* begin Dataset entries *

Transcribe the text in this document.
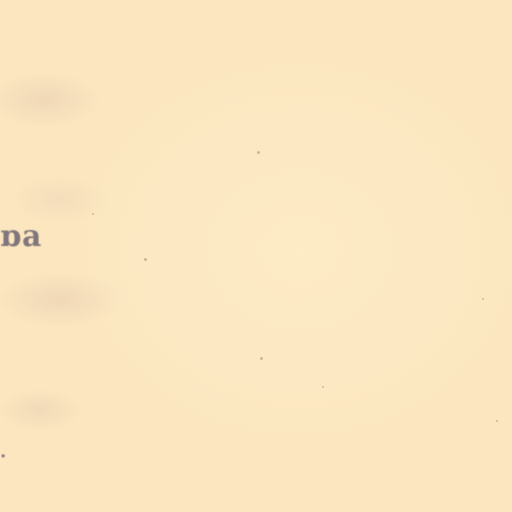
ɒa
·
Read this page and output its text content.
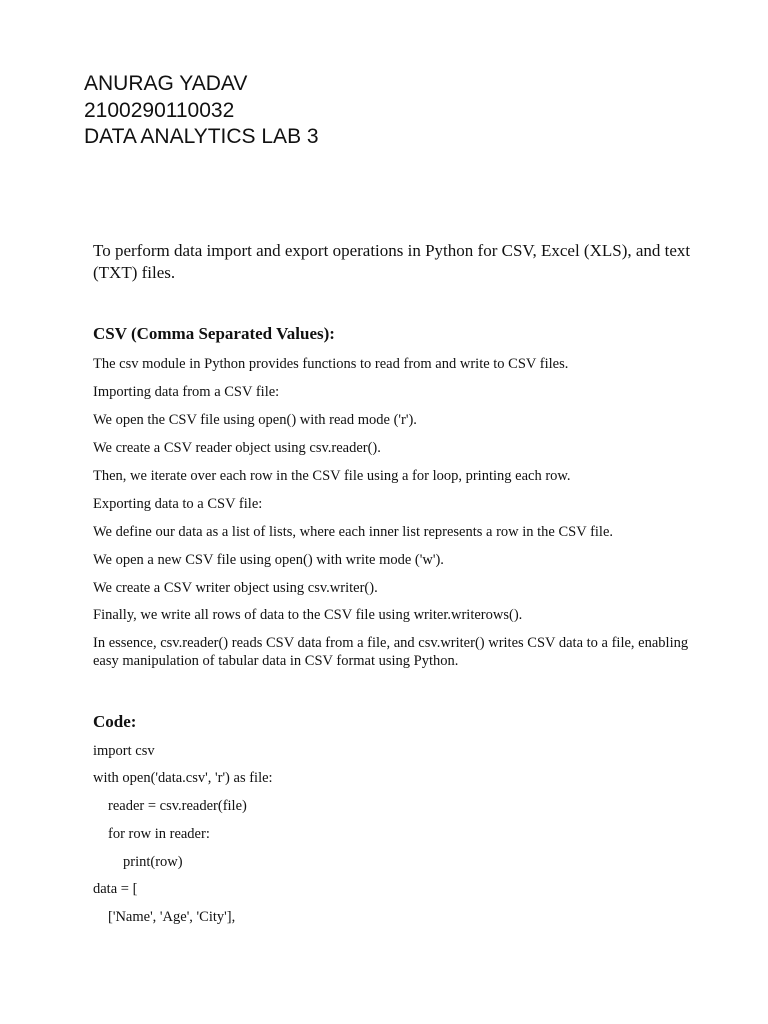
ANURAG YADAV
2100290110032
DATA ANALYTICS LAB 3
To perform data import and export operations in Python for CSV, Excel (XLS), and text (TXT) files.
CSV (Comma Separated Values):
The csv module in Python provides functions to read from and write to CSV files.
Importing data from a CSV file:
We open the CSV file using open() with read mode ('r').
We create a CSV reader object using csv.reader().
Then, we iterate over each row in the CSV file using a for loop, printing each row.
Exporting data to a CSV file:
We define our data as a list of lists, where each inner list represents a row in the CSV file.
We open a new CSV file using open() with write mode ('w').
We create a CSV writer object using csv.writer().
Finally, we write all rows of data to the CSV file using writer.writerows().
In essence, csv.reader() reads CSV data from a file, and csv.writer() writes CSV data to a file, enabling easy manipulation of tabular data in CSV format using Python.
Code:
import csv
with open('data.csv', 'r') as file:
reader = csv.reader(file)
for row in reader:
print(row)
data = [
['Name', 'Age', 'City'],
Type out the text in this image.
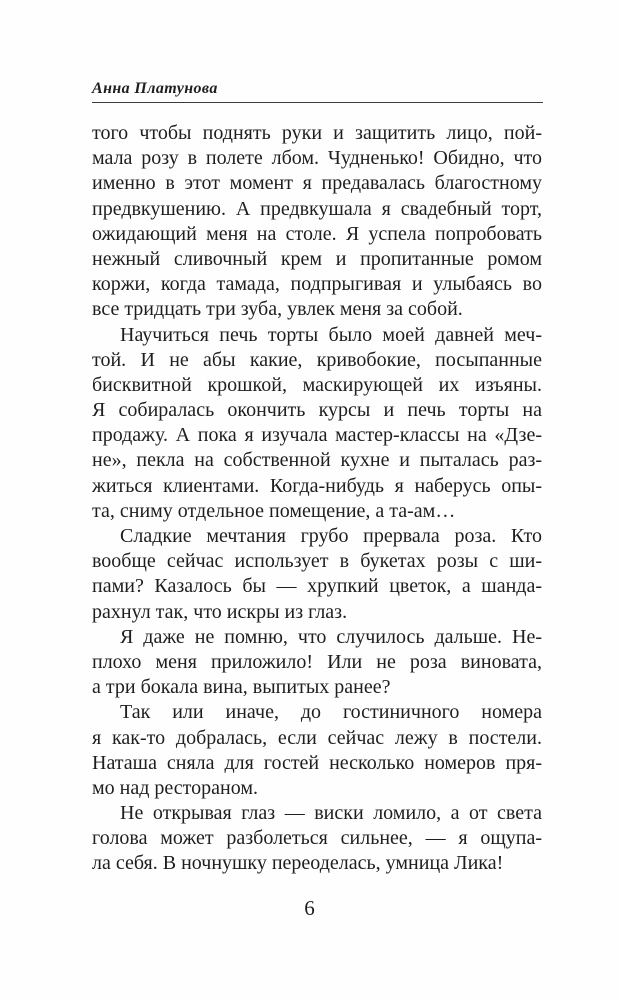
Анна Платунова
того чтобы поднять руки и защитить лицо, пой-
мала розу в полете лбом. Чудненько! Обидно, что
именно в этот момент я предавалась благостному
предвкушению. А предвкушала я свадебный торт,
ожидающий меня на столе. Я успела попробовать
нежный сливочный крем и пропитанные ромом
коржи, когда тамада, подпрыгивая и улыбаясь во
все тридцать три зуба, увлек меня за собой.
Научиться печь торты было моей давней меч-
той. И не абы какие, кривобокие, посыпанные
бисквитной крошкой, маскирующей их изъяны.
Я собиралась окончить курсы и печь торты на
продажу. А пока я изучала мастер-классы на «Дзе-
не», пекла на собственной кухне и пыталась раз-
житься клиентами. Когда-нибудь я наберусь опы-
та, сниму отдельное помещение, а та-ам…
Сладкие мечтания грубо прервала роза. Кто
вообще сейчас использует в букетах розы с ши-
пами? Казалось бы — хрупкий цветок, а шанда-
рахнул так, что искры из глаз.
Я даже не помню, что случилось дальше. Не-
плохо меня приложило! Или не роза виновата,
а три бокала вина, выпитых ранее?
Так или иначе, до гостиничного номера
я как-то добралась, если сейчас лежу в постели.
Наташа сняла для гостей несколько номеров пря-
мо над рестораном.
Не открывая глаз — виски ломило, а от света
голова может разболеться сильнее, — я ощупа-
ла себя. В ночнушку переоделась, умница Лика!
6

* end Dataset entries *

Find and copy each line above that includes the string "глаз".

рахнул так, что искры из глаз.
Не открывая глаз — виски ломило, а от света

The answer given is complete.